Material to process
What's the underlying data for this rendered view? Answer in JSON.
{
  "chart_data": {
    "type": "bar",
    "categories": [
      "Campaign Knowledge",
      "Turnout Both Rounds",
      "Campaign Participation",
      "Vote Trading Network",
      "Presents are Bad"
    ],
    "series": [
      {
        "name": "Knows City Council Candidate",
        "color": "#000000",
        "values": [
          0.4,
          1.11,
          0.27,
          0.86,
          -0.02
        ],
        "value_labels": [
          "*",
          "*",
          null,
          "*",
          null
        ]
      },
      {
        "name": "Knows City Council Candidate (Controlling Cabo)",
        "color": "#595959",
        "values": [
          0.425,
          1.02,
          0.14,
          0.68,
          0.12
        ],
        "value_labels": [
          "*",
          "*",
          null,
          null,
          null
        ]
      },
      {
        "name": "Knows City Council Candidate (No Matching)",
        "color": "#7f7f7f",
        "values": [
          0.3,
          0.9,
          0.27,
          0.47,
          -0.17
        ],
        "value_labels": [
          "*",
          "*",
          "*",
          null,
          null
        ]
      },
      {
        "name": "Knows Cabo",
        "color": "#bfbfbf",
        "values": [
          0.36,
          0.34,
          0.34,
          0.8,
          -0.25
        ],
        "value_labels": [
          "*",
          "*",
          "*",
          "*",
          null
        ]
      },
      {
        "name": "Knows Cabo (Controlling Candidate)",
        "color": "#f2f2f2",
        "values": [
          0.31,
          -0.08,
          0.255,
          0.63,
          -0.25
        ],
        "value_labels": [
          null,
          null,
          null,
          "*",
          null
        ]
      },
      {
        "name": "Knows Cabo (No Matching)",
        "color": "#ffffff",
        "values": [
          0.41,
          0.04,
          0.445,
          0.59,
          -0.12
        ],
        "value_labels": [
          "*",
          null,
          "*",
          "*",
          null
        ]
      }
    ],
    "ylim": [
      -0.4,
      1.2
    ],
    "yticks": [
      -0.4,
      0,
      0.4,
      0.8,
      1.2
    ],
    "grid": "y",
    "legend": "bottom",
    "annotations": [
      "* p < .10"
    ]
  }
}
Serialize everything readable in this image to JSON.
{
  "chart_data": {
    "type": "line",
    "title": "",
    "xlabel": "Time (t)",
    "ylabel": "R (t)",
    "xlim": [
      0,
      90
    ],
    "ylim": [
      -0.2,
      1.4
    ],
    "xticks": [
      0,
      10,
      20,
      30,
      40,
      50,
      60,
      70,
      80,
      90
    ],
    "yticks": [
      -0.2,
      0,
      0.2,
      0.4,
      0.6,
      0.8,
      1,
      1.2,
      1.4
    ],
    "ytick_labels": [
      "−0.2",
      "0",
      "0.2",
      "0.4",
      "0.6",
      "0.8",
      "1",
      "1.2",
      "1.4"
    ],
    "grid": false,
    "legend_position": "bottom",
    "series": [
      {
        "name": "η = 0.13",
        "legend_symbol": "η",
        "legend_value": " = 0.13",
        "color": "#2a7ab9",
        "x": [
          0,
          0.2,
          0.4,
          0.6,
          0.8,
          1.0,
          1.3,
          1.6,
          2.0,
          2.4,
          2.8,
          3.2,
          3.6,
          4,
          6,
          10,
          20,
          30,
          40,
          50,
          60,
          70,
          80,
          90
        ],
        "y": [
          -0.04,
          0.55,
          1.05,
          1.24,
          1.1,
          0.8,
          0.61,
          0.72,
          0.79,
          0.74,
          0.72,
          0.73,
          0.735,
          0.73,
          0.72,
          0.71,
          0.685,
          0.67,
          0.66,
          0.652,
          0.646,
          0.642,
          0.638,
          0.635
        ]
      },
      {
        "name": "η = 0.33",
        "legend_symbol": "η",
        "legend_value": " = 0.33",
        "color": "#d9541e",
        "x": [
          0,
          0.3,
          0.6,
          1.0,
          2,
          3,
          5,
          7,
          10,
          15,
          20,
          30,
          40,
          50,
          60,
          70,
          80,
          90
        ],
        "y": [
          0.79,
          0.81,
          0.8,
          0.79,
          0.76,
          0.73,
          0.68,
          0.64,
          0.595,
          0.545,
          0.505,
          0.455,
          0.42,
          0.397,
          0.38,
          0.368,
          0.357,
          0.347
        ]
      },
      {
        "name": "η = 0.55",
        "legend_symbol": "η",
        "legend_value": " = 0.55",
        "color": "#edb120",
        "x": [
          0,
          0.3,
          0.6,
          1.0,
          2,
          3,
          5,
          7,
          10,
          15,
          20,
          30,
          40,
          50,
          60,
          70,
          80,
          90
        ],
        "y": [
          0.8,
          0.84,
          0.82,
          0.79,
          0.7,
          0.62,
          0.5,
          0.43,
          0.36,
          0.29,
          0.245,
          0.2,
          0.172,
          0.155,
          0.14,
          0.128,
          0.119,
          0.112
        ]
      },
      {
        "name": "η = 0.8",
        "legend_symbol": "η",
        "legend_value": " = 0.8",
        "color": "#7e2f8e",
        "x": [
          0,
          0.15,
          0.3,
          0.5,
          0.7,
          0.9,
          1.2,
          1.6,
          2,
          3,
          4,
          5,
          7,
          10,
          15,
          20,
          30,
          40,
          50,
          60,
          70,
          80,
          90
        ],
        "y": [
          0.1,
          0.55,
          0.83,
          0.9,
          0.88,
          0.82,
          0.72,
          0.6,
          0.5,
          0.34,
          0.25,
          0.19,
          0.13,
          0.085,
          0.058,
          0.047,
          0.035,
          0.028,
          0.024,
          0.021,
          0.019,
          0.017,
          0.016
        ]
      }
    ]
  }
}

Work to be completed
Report all lines of the material that contain the word "this".

Output below
What's the underlying data for this rendered view? Answer in JSON.
Serialize everything readable in this image to JSON.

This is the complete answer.